Exercise description: Determine the count of lines holding "Cole" and give that count alone.

** Begin Supplied material **

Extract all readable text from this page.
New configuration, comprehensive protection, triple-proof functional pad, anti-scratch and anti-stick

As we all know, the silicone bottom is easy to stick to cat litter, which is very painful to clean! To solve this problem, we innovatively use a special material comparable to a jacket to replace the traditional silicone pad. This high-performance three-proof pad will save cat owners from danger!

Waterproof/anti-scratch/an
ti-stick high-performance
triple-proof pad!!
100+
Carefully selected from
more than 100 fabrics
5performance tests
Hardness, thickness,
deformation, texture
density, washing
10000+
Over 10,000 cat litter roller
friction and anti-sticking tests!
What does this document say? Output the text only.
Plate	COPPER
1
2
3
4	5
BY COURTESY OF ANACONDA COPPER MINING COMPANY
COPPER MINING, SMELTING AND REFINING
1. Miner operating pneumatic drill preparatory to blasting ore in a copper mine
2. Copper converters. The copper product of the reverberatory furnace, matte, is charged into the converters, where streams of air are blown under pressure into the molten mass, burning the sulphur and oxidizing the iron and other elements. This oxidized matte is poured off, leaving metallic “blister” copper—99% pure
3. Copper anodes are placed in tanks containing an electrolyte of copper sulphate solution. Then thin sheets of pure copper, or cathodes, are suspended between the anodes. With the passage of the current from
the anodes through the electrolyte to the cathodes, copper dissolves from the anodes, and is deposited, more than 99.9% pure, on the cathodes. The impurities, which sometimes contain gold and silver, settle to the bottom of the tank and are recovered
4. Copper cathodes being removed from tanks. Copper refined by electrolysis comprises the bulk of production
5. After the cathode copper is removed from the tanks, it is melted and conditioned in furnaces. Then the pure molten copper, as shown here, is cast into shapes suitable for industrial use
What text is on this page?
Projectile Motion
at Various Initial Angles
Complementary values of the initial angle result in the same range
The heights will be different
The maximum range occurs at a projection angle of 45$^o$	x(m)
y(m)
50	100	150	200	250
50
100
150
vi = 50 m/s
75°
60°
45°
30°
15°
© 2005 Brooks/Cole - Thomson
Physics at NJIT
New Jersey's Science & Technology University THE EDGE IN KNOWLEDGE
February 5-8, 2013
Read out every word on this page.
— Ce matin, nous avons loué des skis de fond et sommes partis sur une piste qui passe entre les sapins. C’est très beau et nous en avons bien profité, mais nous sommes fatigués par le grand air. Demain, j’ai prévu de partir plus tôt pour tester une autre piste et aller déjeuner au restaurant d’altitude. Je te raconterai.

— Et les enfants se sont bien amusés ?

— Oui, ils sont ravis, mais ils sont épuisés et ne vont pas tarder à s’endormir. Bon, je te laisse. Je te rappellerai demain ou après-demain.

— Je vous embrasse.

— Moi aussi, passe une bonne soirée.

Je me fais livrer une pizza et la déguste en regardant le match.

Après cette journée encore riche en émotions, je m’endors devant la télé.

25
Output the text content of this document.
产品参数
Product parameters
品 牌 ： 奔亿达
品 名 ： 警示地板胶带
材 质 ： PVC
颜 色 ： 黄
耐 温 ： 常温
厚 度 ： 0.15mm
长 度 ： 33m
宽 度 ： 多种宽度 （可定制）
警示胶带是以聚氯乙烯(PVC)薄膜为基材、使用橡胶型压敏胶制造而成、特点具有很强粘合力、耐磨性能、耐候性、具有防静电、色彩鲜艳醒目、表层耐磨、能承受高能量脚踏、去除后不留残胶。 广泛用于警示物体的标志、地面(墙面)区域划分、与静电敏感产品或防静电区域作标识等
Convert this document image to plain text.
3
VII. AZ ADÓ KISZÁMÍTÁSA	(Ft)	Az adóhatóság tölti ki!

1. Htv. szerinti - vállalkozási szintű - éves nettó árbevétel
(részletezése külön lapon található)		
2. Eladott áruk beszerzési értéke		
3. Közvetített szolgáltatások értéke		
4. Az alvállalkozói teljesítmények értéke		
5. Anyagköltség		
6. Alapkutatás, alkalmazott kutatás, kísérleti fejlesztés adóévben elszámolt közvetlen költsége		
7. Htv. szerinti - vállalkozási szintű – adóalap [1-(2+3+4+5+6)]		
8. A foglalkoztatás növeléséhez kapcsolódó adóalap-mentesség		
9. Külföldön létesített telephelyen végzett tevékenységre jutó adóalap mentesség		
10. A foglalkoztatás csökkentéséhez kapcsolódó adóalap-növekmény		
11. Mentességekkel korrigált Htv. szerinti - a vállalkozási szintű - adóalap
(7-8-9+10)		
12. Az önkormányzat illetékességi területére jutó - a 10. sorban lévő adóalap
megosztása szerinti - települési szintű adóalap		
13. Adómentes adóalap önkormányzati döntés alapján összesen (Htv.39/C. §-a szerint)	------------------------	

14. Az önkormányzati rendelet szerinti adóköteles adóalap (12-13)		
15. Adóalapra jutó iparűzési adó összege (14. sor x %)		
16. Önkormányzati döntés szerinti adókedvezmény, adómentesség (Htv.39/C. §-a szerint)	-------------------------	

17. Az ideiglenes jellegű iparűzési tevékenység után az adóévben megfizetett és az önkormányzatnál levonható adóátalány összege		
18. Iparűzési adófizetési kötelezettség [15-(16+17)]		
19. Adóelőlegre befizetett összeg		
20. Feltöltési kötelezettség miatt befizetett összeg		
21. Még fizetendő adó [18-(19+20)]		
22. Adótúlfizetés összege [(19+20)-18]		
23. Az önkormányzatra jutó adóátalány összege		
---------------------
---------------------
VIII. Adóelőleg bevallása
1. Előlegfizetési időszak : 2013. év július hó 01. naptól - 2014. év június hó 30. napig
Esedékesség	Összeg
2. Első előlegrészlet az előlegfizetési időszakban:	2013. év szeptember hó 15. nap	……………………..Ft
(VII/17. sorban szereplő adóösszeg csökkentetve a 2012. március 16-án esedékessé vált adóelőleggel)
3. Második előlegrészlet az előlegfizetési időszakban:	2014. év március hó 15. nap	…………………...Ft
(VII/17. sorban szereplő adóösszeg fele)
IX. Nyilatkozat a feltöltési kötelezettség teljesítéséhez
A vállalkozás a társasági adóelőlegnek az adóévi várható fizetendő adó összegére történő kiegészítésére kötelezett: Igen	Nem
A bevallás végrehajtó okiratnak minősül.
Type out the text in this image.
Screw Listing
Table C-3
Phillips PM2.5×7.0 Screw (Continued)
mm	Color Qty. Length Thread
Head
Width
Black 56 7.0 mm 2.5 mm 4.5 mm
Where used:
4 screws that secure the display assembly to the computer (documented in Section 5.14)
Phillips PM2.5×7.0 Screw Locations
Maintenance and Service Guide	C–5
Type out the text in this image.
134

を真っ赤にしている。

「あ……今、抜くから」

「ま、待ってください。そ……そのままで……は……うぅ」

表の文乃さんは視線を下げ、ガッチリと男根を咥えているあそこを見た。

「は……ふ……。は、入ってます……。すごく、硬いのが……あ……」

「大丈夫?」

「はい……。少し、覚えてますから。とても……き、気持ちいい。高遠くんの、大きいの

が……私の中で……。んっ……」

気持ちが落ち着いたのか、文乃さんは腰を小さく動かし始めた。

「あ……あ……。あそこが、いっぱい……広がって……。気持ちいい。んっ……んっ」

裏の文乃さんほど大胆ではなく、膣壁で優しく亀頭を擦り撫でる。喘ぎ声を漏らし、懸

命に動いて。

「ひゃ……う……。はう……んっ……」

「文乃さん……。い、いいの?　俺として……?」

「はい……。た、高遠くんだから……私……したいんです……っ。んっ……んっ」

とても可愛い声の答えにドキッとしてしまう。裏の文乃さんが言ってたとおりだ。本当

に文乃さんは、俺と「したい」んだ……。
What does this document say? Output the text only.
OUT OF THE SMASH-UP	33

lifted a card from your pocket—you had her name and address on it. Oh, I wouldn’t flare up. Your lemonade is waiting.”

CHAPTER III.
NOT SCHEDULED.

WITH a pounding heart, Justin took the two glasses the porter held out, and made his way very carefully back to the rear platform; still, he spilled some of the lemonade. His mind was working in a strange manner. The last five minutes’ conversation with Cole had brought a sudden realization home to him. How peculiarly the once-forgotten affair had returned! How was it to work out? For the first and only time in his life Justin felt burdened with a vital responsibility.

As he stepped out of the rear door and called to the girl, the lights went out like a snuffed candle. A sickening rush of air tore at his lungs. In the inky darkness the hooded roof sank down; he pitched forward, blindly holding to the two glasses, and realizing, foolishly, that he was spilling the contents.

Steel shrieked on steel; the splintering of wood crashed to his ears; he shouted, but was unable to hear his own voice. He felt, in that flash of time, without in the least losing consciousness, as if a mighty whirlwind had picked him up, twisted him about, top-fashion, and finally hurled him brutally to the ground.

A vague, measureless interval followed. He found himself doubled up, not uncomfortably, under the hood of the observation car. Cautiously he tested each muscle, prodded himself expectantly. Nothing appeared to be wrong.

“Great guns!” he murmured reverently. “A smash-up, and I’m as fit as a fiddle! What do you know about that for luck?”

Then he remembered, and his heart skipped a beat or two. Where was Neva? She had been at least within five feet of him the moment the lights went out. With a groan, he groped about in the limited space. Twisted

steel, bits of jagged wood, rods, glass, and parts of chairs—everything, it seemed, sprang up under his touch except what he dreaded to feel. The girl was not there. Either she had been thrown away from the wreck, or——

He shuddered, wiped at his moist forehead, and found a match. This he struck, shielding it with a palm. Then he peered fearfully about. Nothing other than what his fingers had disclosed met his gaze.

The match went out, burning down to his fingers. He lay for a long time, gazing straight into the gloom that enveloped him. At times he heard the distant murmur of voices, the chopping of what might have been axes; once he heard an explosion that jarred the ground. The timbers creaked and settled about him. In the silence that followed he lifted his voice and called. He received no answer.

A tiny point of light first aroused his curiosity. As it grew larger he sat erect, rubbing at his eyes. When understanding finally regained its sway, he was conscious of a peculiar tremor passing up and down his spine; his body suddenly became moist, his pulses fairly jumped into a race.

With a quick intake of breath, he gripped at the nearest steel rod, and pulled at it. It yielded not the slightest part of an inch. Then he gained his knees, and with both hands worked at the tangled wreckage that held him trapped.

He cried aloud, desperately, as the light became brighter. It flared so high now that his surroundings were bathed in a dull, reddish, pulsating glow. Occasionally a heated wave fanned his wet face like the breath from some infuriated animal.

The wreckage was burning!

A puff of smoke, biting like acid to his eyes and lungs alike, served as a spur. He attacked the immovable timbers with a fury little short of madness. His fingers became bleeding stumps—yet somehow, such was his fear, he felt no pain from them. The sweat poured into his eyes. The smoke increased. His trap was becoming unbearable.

** End Supplied material **

Result of this exercise: 2